--- START OF Provided records ---

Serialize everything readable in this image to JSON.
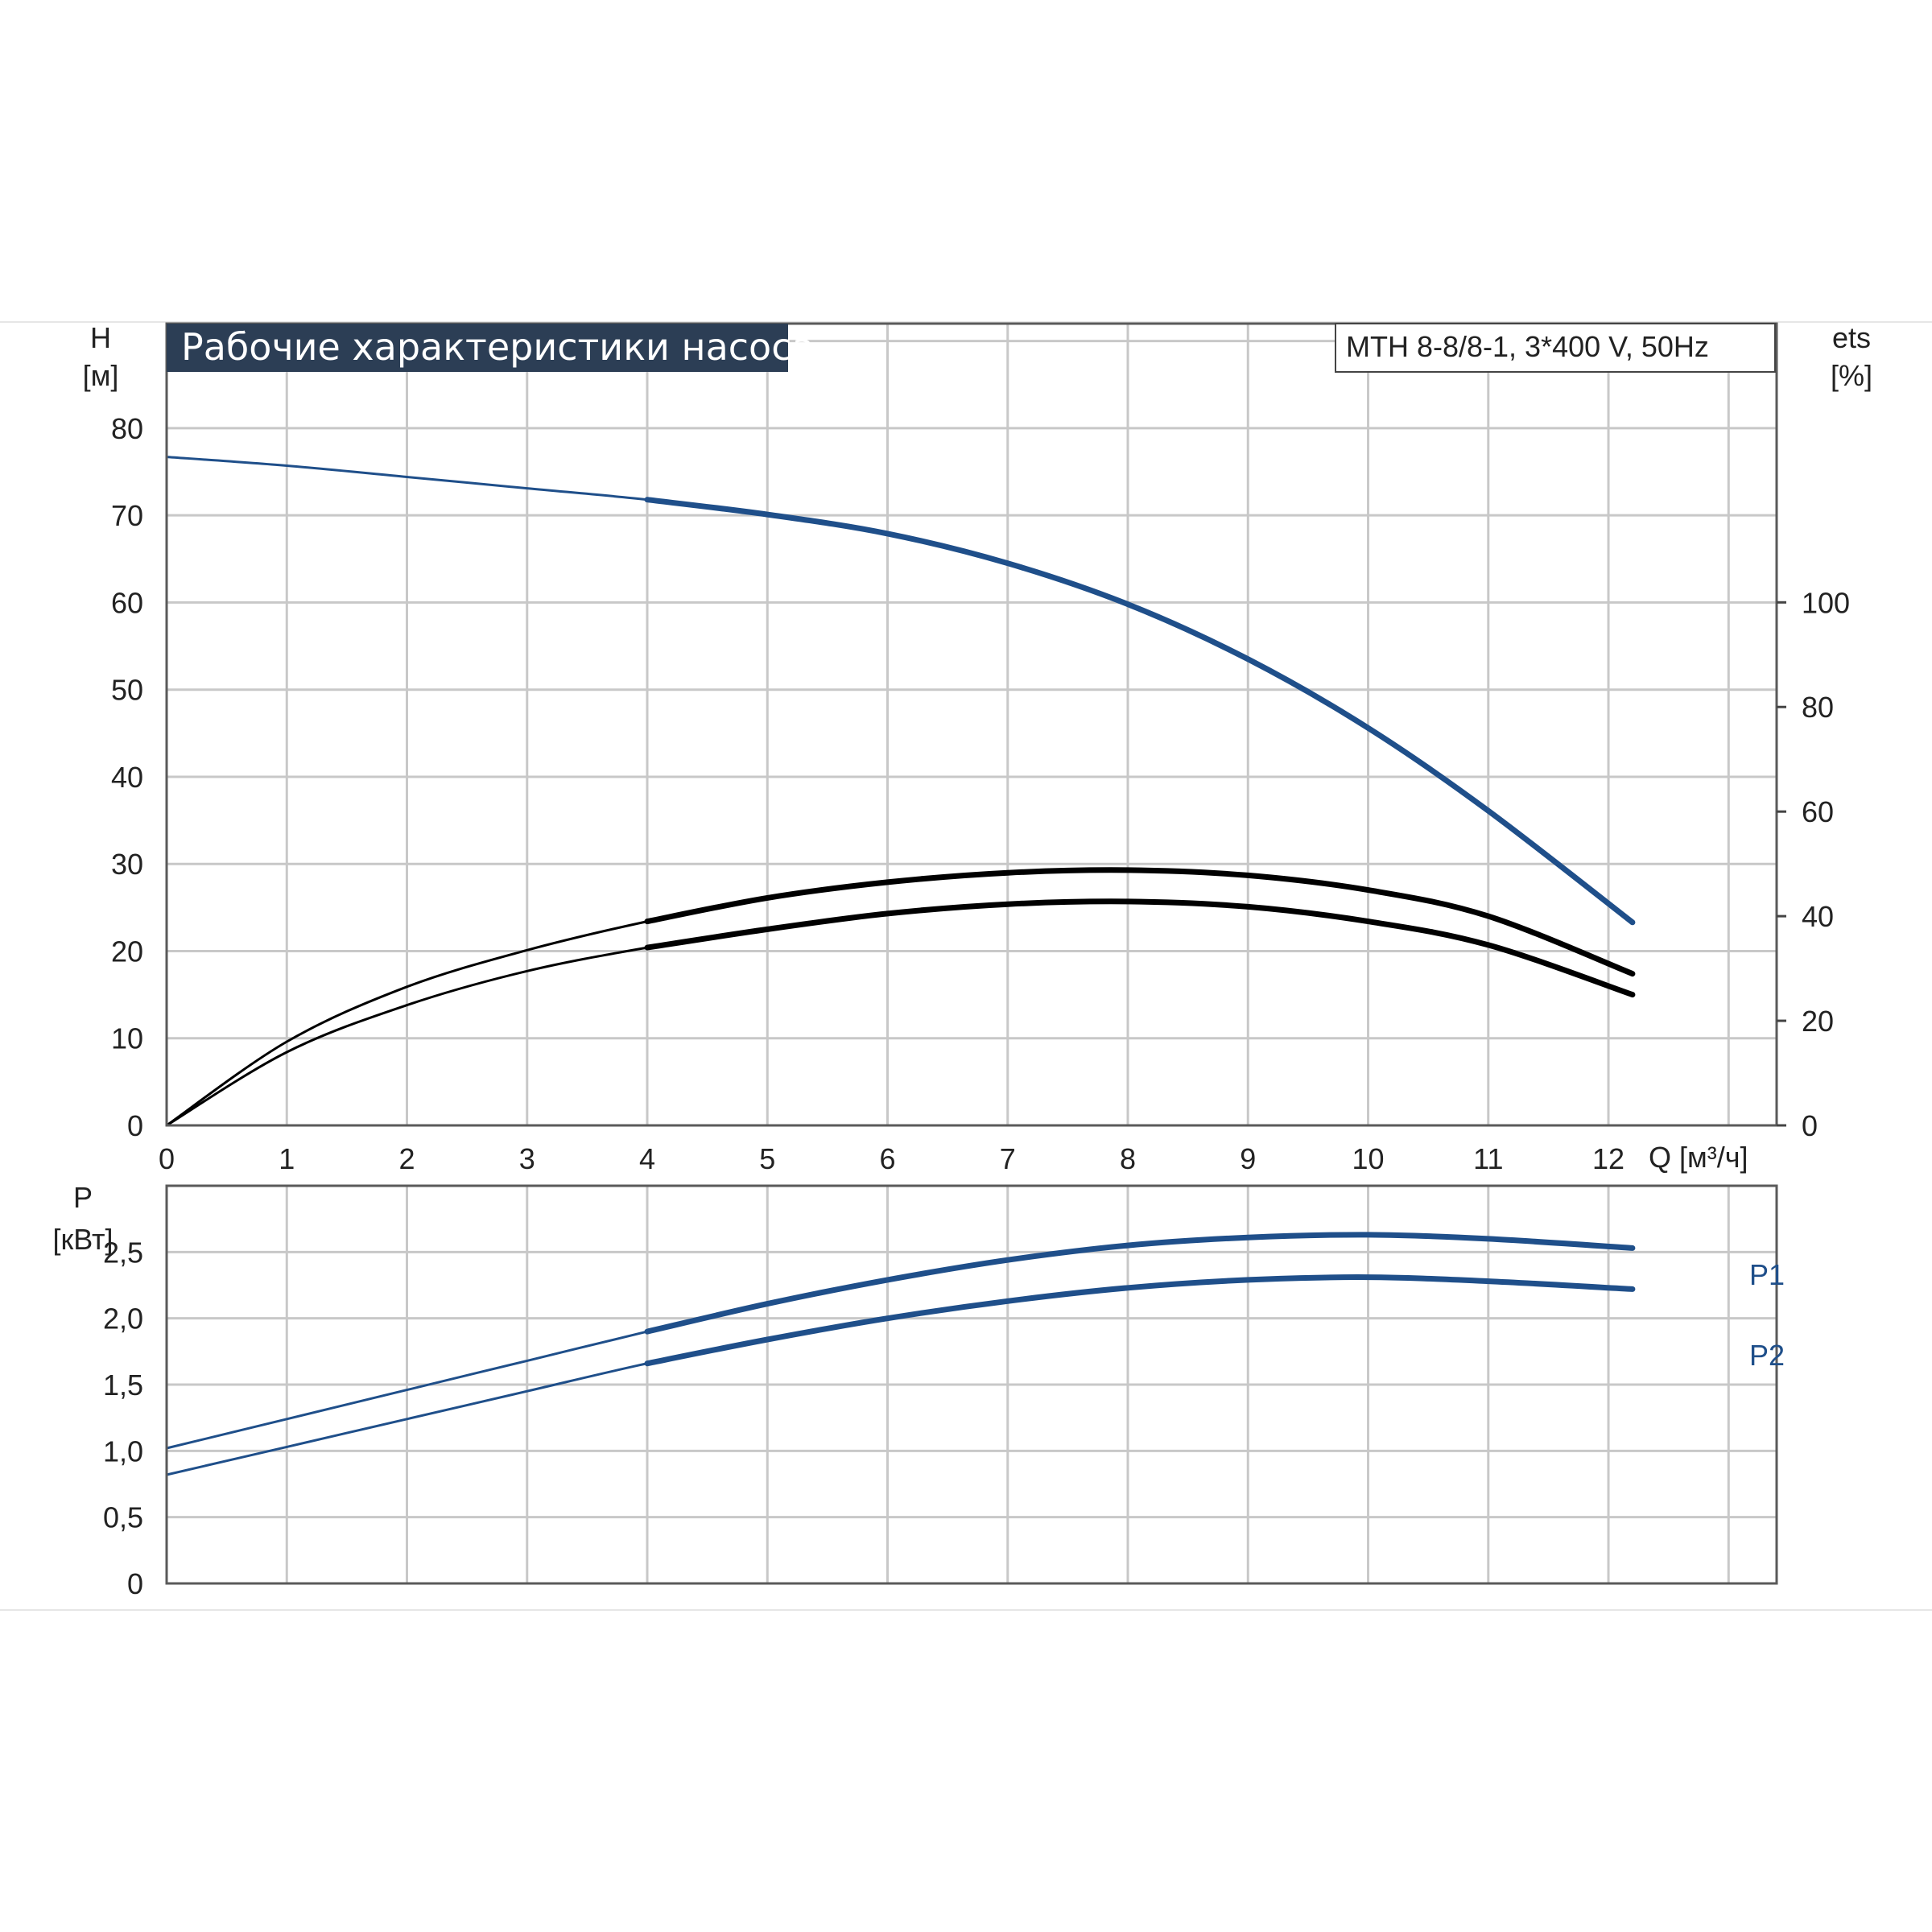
{
  "chart_data": [
    {
      "type": "line",
      "title": "Рабочие характеристики насоса",
      "subtitle": "MTH 8-8/8-1, 3*400 V, 50Hz",
      "ylabel": "H",
      "ylabel_unit": "[м]",
      "y2label": "ets",
      "y2label_unit": "[%]",
      "xlabel": "Q [м³/ч]",
      "xlim": [
        0,
        13.4
      ],
      "ylim": [
        0,
        92
      ],
      "y2lim": [
        0,
        153.3
      ],
      "x_ticks": [
        "0",
        "1",
        "2",
        "3",
        "4",
        "5",
        "6",
        "7",
        "8",
        "9",
        "10",
        "11",
        "12"
      ],
      "y_ticks": [
        "0",
        "10",
        "20",
        "30",
        "40",
        "50",
        "60",
        "70",
        "80"
      ],
      "y2_ticks": [
        "0",
        "20",
        "40",
        "60",
        "80",
        "100"
      ],
      "grid": true,
      "series": [
        {
          "axis": "left",
          "color": "#1f4f8a",
          "x": [
            0,
            1,
            2,
            3,
            4,
            5,
            6,
            7,
            8,
            9,
            10,
            11,
            12.2
          ],
          "y": [
            76.7,
            75.7,
            74.4,
            73.1,
            71.8,
            70.1,
            67.9,
            64.5,
            59.8,
            53.5,
            45.6,
            36.1,
            23.3
          ]
        },
        {
          "axis": "right",
          "color": "#000000",
          "x": [
            0,
            1,
            2,
            3,
            4,
            5,
            6,
            7,
            8,
            9,
            10,
            11,
            12.2
          ],
          "y": [
            0,
            16,
            26.5,
            33.5,
            39,
            43.5,
            46.5,
            48.3,
            48.8,
            47.8,
            45,
            40,
            29
          ]
        },
        {
          "axis": "right",
          "color": "#000000",
          "x": [
            0,
            1,
            2,
            3,
            4,
            5,
            6,
            7,
            8,
            9,
            10,
            11,
            12.2
          ],
          "y": [
            0,
            14,
            23,
            29.5,
            34,
            37.5,
            40.5,
            42.3,
            42.8,
            41.8,
            39,
            34.5,
            25
          ]
        }
      ]
    },
    {
      "type": "line",
      "ylabel": "P",
      "ylabel_unit": "[кВт]",
      "xlim": [
        0,
        13.4
      ],
      "ylim": [
        0,
        3.0
      ],
      "y_ticks": [
        "0",
        "0,5",
        "1,0",
        "1,5",
        "2,0",
        "2,5"
      ],
      "grid": true,
      "series": [
        {
          "name": "P1",
          "color": "#1f4f8a",
          "x": [
            0,
            1,
            2,
            3,
            4,
            5,
            6,
            7,
            8,
            9,
            10,
            11,
            12.2
          ],
          "y": [
            1.02,
            1.24,
            1.46,
            1.68,
            1.9,
            2.11,
            2.29,
            2.44,
            2.55,
            2.61,
            2.63,
            2.6,
            2.53
          ]
        },
        {
          "name": "P2",
          "color": "#1f4f8a",
          "x": [
            0,
            1,
            2,
            3,
            4,
            5,
            6,
            7,
            8,
            9,
            10,
            11,
            12.2
          ],
          "y": [
            0.82,
            1.03,
            1.24,
            1.45,
            1.66,
            1.84,
            2.0,
            2.13,
            2.23,
            2.29,
            2.31,
            2.28,
            2.22
          ]
        }
      ]
    }
  ]
}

--- END OF Provided records ---

What the task asks ::
Write out every line above exactly as it is, leaving out the pictures.

The solution ::
Serialize everything readable in this image to JSON.
{
  "chart_data": [
    {
      "type": "line",
      "title": "Рабочие характеристики насоса",
      "subtitle": "MTH 8-8/8-1, 3*400 V, 50Hz",
      "ylabel": "H",
      "ylabel_unit": "[м]",
      "y2label": "ets",
      "y2label_unit": "[%]",
      "xlabel": "Q [м³/ч]",
      "xlim": [
        0,
        13.4
      ],
      "ylim": [
        0,
        92
      ],
      "y2lim": [
        0,
        153.3
      ],
      "x_ticks": [
        "0",
        "1",
        "2",
        "3",
        "4",
        "5",
        "6",
        "7",
        "8",
        "9",
        "10",
        "11",
        "12"
      ],
      "y_ticks": [
        "0",
        "10",
        "20",
        "30",
        "40",
        "50",
        "60",
        "70",
        "80"
      ],
      "y2_ticks": [
        "0",
        "20",
        "40",
        "60",
        "80",
        "100"
      ],
      "grid": true,
      "series": [
        {
          "axis": "left",
          "color": "#1f4f8a",
          "x": [
            0,
            1,
            2,
            3,
            4,
            5,
            6,
            7,
            8,
            9,
            10,
            11,
            12.2
          ],
          "y": [
            76.7,
            75.7,
            74.4,
            73.1,
            71.8,
            70.1,
            67.9,
            64.5,
            59.8,
            53.5,
            45.6,
            36.1,
            23.3
          ]
        },
        {
          "axis": "right",
          "color": "#000000",
          "x": [
            0,
            1,
            2,
            3,
            4,
            5,
            6,
            7,
            8,
            9,
            10,
            11,
            12.2
          ],
          "y": [
            0,
            16,
            26.5,
            33.5,
            39,
            43.5,
            46.5,
            48.3,
            48.8,
            47.8,
            45,
            40,
            29
          ]
        },
        {
          "axis": "right",
          "color": "#000000",
          "x": [
            0,
            1,
            2,
            3,
            4,
            5,
            6,
            7,
            8,
            9,
            10,
            11,
            12.2
          ],
          "y": [
            0,
            14,
            23,
            29.5,
            34,
            37.5,
            40.5,
            42.3,
            42.8,
            41.8,
            39,
            34.5,
            25
          ]
        }
      ]
    },
    {
      "type": "line",
      "ylabel": "P",
      "ylabel_unit": "[кВт]",
      "xlim": [
        0,
        13.4
      ],
      "ylim": [
        0,
        3.0
      ],
      "y_ticks": [
        "0",
        "0,5",
        "1,0",
        "1,5",
        "2,0",
        "2,5"
      ],
      "grid": true,
      "series": [
        {
          "name": "P1",
          "color": "#1f4f8a",
          "x": [
            0,
            1,
            2,
            3,
            4,
            5,
            6,
            7,
            8,
            9,
            10,
            11,
            12.2
          ],
          "y": [
            1.02,
            1.24,
            1.46,
            1.68,
            1.9,
            2.11,
            2.29,
            2.44,
            2.55,
            2.61,
            2.63,
            2.6,
            2.53
          ]
        },
        {
          "name": "P2",
          "color": "#1f4f8a",
          "x": [
            0,
            1,
            2,
            3,
            4,
            5,
            6,
            7,
            8,
            9,
            10,
            11,
            12.2
          ],
          "y": [
            0.82,
            1.03,
            1.24,
            1.45,
            1.66,
            1.84,
            2.0,
            2.13,
            2.23,
            2.29,
            2.31,
            2.28,
            2.22
          ]
        }
      ]
    }
  ]
}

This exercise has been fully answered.